:: Supplied records

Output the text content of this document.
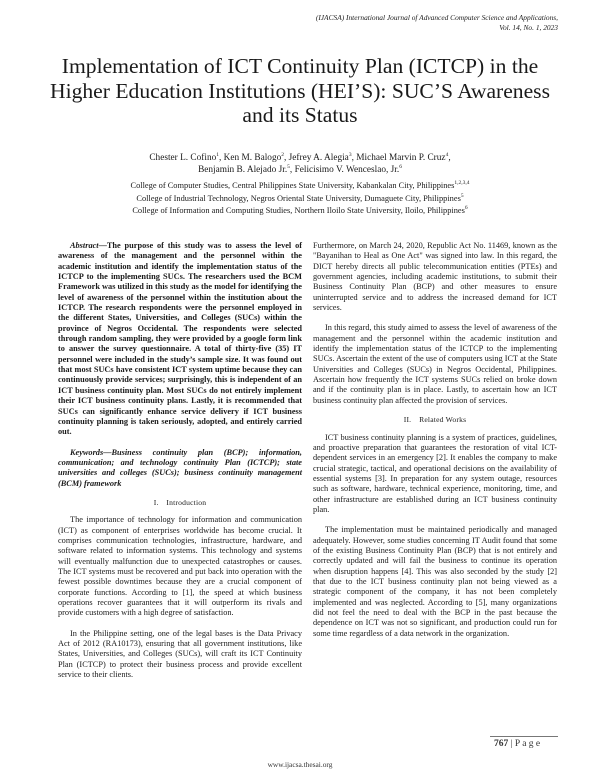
(IJACSA) International Journal of Advanced Computer Science and Applications,
Vol. 14, No. 1, 2023
Implementation of ICT Continuity Plan (ICTCP) in the Higher Education Institutions (HEI’S): SUC’S Awareness and its Status
Chester L. Cofino$^1$, Ken M. Balogo$^2$, Jefrey A. Alegia$^3$, Michael Marvin P. Cruz$^4$,
Benjamin B. Alejado Jr.$^5$, Felicisimo V. Wenceslao, Jr.$^6$
College of Computer Studies, Central Philippines State University, Kabankalan City, Philippines$^{1,2,3,4}$
College of Industrial Technology, Negros Oriental State University, Dumaguete City, Philippines$^5$
College of Information and Computing Studies, Northern Iloilo State University, Iloilo, Philippines$^6$

Abstract—The purpose of this study was to assess the level of awareness of the management and the personnel within the academic institution and identify the implementation status of the ICTCP to the implementing SUCs. The researchers used the BCM Framework was utilized in this study as the model for identifying the level of awareness of the personnel within the institution about the ICTCP. The research respondents were the personnel employed in the different States, Universities, and Colleges (SUCs) within the province of Negros Occidental. The respondents were selected through random sampling, they were provided by a google form link to answer the survey questionnaire. A total of thirty-five (35) IT personnel were included in the study’s sample size. It was found out that most SUCs have consistent ICT system uptime because they can continuously provide services; surprisingly, this is independent of an ICT business continuity plan. Most SUCs do not entirely implement their ICT business continuity plans. Lastly, it is recommended that SUCs can significantly enhance service delivery if ICT business continuity planning is taken seriously, adopted, and entirely carried out.

Keywords—Business continuity plan (BCP); information, communication; and technology continuity Plan (ICTCP); state universities and colleges (SUCs); business continuity management (BCM) framework

I. Introduction

The importance of technology for information and communication (ICT) as component of enterprises worldwide has become crucial. It comprises communication technologies, infrastructure, hardware, and software related to information systems. This technology and systems will eventually malfunction due to unexpected catastrophes or causes. The ICT systems must be recovered and put back into operation with the fewest possible downtimes because they are a crucial component of corporate functions. According to [1], the speed at which business operations recover guarantees that it will outperform its rivals and provide customers with a high degree of satisfaction.

In the Philippine setting, one of the legal bases is the Data Privacy Act of 2012 (RA10173), ensuring that all government institutions, like States, Universities, and Colleges (SUCs), will craft its ICT Continuity Plan (ICTCP) to protect their business process and provide excellent service to their clients.

Furthermore, on March 24, 2020, Republic Act No. 11469, known as the "Bayanihan to Heal as One Act" was signed into law. In this regard, the DICT hereby directs all public telecommunication entities (PTEs) and government agencies, including academic institutions, to submit their Business Continuity Plan (BCP) and other measures to ensure uninterrupted service and to address the increased demand for ICT services.

In this regard, this study aimed to assess the level of awareness of the management and the personnel within the academic institution and identify the implementation status of the ICTCP to the implementing SUCs. Ascertain the extent of the use of computers using ICT at the State Universities and Colleges (SUCs) in Negros Occidental, Philippines. Ascertain how frequently the ICT systems SUCs relied on broke down and if the continuity plan is in place. Lastly, to ascertain how an ICT business continuity plan affected the provision of services.

II. Related Works

ICT business continuity planning is a system of practices, guidelines, and proactive preparation that guarantees the restoration of vital ICT-dependent services in an emergency [2]. It enables the company to make crucial strategic, tactical, and operational decisions on the availability of essential systems [3]. In preparation for any system outage, resources such as software, hardware, technical experience, monitoring, time, and other infrastructure are established during an ICT business continuity plan.

The implementation must be maintained periodically and managed adequately. However, some studies concerning IT Audit found that some of the existing Business Continuity Plan (BCP) that is not entirely and correctly updated and will fail the business to continue its operation when disruption happens [4]. This was also seconded by the study [2] that due to the ICT business continuity plan not being viewed as a strategic component of the company, it has not been completely implemented and was neglected. According to [5], many organizations did not feel the need to deal with the BCP in the past because the dependence on ICT was not so significant, and production could run for some time regardless of a data network in the organization.

767 | P a g e
www.ijacsa.thesai.org
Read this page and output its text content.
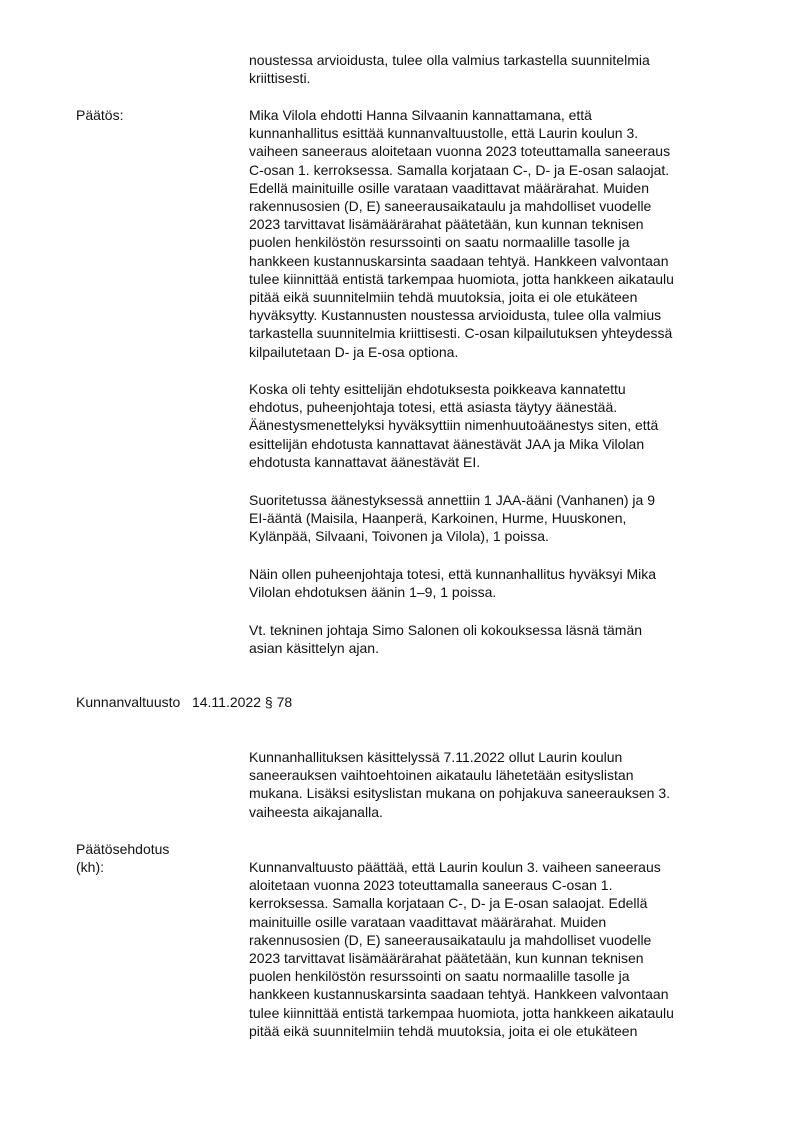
noustessa arvioidusta, tulee olla valmius tarkastella suunnitelmia
kriittisesti.
Päätös:	Mika Vilola ehdotti Hanna Silvaanin kannattamana, että
kunnanhallitus esittää kunnanvaltuustolle, että Laurin koulun 3.
vaiheen saneeraus aloitetaan vuonna 2023 toteuttamalla saneeraus
C-osan 1. kerroksessa. Samalla korjataan C-, D- ja E-osan salaojat.
Edellä mainituille osille varataan vaadittavat määrärahat. Muiden
rakennusosien (D, E) saneerausaikataulu ja mahdolliset vuodelle
2023 tarvittavat lisämäärärahat päätetään, kun kunnan teknisen
puolen henkilöstön resurssointi on saatu normaalille tasolle ja
hankkeen kustannuskarsinta saadaan tehtyä. Hankkeen valvontaan
tulee kiinnittää entistä tarkempaa huomiota, jotta hankkeen aikataulu
pitää eikä suunnitelmiin tehdä muutoksia, joita ei ole etukäteen
hyväksytty. Kustannusten noustessa arvioidusta, tulee olla valmius
tarkastella suunnitelmia kriittisesti. C-osan kilpailutuksen yhteydessä
kilpailutetaan D- ja E-osa optiona.
Koska oli tehty esittelijän ehdotuksesta poikkeava kannatettu
ehdotus, puheenjohtaja totesi, että asiasta täytyy äänestää.
Äänestysmenettelyksi hyväksyttiin nimenhuutoäänestys siten, että
esittelijän ehdotusta kannattavat äänestävät JAA ja Mika Vilolan
ehdotusta kannattavat äänestävät EI.
Suoritetussa äänestyksessä annettiin 1 JAA-ääni (Vanhanen) ja 9
EI-ääntä (Maisila, Haanperä, Karkoinen, Hurme, Huuskonen,
Kylänpää, Silvaani, Toivonen ja Vilola), 1 poissa.
Näin ollen puheenjohtaja totesi, että kunnanhallitus hyväksyi Mika
Vilolan ehdotuksen äänin 1–9, 1 poissa.
Vt. tekninen johtaja Simo Salonen oli kokouksessa läsnä tämän
asian käsittelyn ajan.
Kunnanvaltuusto   14.11.2022 § 78
Kunnanhallituksen käsittelyssä 7.11.2022 ollut Laurin koulun
saneerauksen vaihtoehtoinen aikataulu lähetetään esityslistan
mukana. Lisäksi esityslistan mukana on pohjakuva saneerauksen 3.
vaiheesta aikajanalla.
Päätösehdotus
(kh):	Kunnanvaltuusto päättää, että Laurin koulun 3. vaiheen saneeraus
aloitetaan vuonna 2023 toteuttamalla saneeraus C-osan 1.
kerroksessa. Samalla korjataan C-, D- ja E-osan salaojat. Edellä
mainituille osille varataan vaadittavat määrärahat. Muiden
rakennusosien (D, E) saneerausaikataulu ja mahdolliset vuodelle
2023 tarvittavat lisämäärärahat päätetään, kun kunnan teknisen
puolen henkilöstön resurssointi on saatu normaalille tasolle ja
hankkeen kustannuskarsinta saadaan tehtyä. Hankkeen valvontaan
tulee kiinnittää entistä tarkempaa huomiota, jotta hankkeen aikataulu
pitää eikä suunnitelmiin tehdä muutoksia, joita ei ole etukäteen
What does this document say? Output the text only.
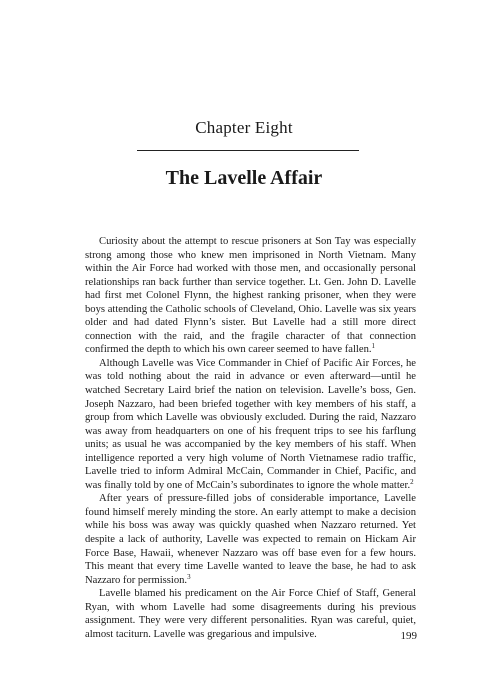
Chapter Eight
The Lavelle Affair

Curiosity about the attempt to rescue prisoners at Son Tay was especially strong among those who knew men imprisoned in North Vietnam. Many within the Air Force had worked with those men, and occasionally personal relationships ran back further than service together. Lt. Gen. John D. Lavelle had first met Colonel Flynn, the highest ranking prisoner, when they were boys attending the Catholic schools of Cleveland, Ohio. Lavelle was six years older and had dated Flynn’s sister. But Lavelle had a still more direct connection with the raid, and the fragile character of that connection confirmed the depth to which his own career seemed to have fallen.$^1$

Although Lavelle was Vice Commander in Chief of Pacific Air Forces, he was told nothing about the raid in advance or even afterward—until he watched Secretary Laird brief the nation on television. Lavelle’s boss, Gen. Joseph Nazzaro, had been briefed together with key members of his staff, a group from which Lavelle was obviously excluded. During the raid, Nazzaro was away from headquarters on one of his frequent trips to see his farflung units; as usual he was accompanied by the key members of his staff. When intelligence reported a very high volume of North Vietnamese radio traffic, Lavelle tried to inform Admiral McCain, Commander in Chief, Pacific, and was finally told by one of McCain’s subordinates to ignore the whole matter.$^2$

After years of pressure-filled jobs of considerable importance, Lavelle found himself merely minding the store. An early attempt to make a decision while his boss was away was quickly quashed when Nazzaro returned. Yet despite a lack of authority, Lavelle was expected to remain on Hickam Air Force Base, Hawaii, whenever Nazzaro was off base even for a few hours. This meant that every time Lavelle wanted to leave the base, he had to ask Nazzaro for permission.$^3$

Lavelle blamed his predicament on the Air Force Chief of Staff, General Ryan, with whom Lavelle had some disagreements during his previous assignment. They were very different personalities. Ryan was careful, quiet, almost taciturn. Lavelle was gregarious and impulsive.	199
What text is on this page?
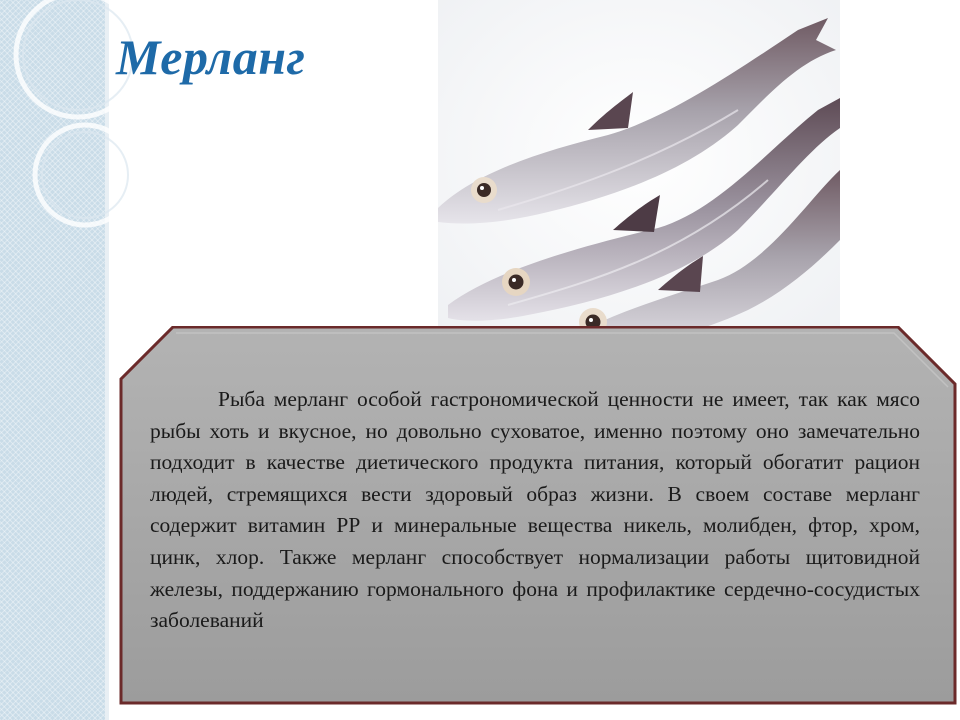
Мерланг

Рыба мерланг особой гастрономической ценности не имеет, так как мясо рыбы хоть и вкусное, но довольно суховатое, именно поэтому оно замечательно подходит в качестве диетического продукта питания, который обогатит рацион людей, стремящихся вести здоровый образ жизни. В своем составе мерланг содержит витамин РР и минеральные вещества никель, молибден, фтор, хром, цинк, хлор. Также мерланг способствует нормализации работы щитовидной железы, поддержанию гормонального фона и профилактике сердечно-сосудистых заболеваний
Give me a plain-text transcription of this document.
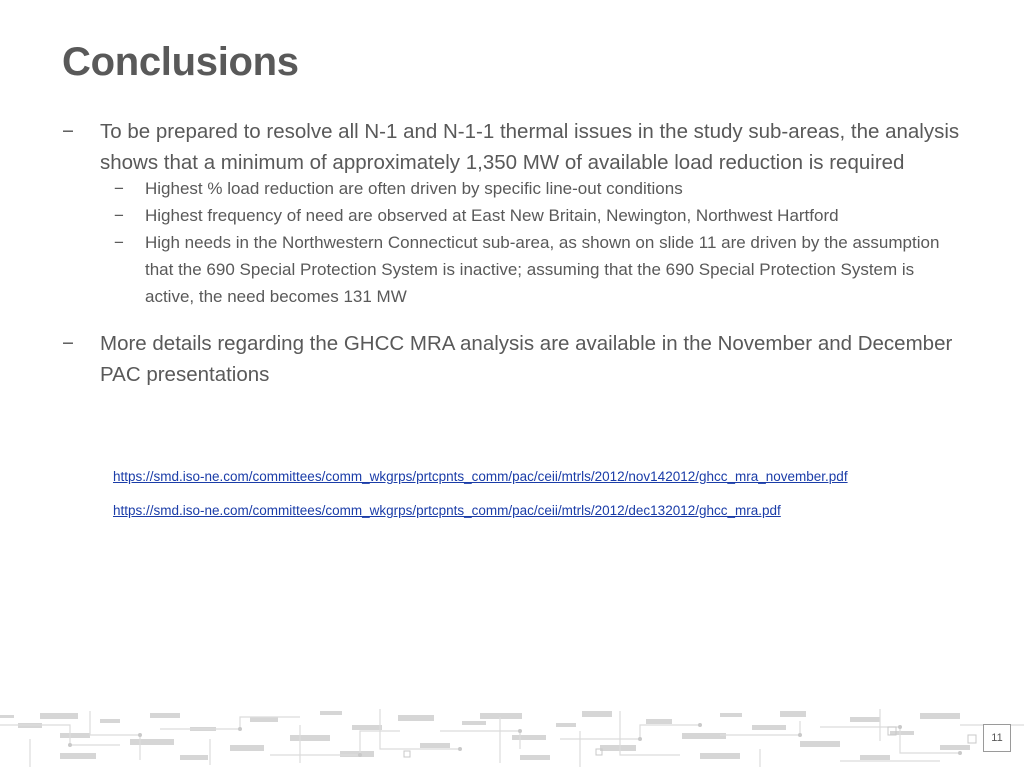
Conclusions
− To be prepared to resolve all N-1 and N-1-1 thermal issues in the study sub-areas, the analysis shows that a minimum of approximately 1,350 MW of available load reduction is required
− Highest % load reduction are often driven by specific line-out conditions
− Highest frequency of need are observed at East New Britain, Newington, Northwest Hartford
− High needs in the Northwestern Connecticut sub-area, as shown on slide 11 are driven by the assumption that the 690 Special Protection System is inactive; assuming that the 690 Special Protection System is active, the need becomes 131 MW
− More details regarding the GHCC MRA analysis are available in the November and December PAC presentations
https://smd.iso-ne.com/committees/comm_wkgrps/prtcpnts_comm/pac/ceii/mtrls/2012/nov142012/ghcc_mra_november.pdf
https://smd.iso-ne.com/committees/comm_wkgrps/prtcpnts_comm/pac/ceii/mtrls/2012/dec132012/ghcc_mra.pdf
11
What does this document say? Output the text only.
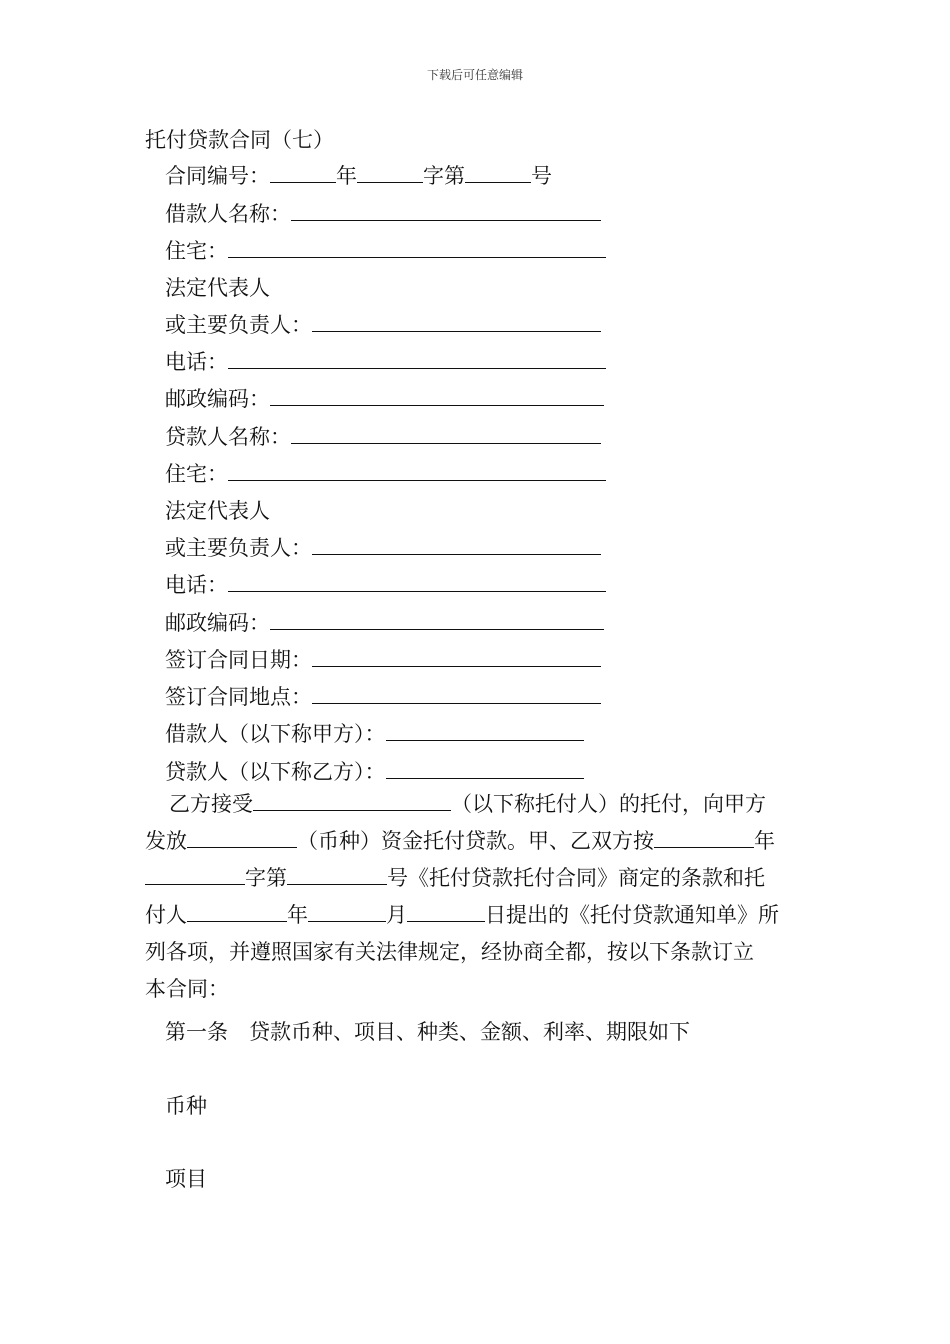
下载后可任意编辑
托付贷款合同（七）
合同编号：	年	字第	号
借款人名称：
住宅：
法定代表人
或主要负责人：
电话：
邮政编码：
贷款人名称：
住宅：
法定代表人
或主要负责人：
电话：
邮政编码：
签订合同日期：
签订合同地点：
借款人（以下称甲方）：
贷款人（以下称乙方）：
乙方接受	（以下称托付人）的托付，向甲方
发放	（币种）资金托付贷款。甲、乙双方按	年
字第	号《托付贷款托付合同》商定的条款和托
付人	年	月	日提出的《托付贷款通知单》所
列各项，并遵照国家有关法律规定，经协商全都，按以下条款订立
本合同：
第一条　贷款币种、项目、种类、金额、利率、期限如下
币种
项目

::::

◆ Written exercise:
Copy, from the material above, each line in which the string "page" occurs.

◆ The solution:
Read this page and output its text content.
What text is on this page?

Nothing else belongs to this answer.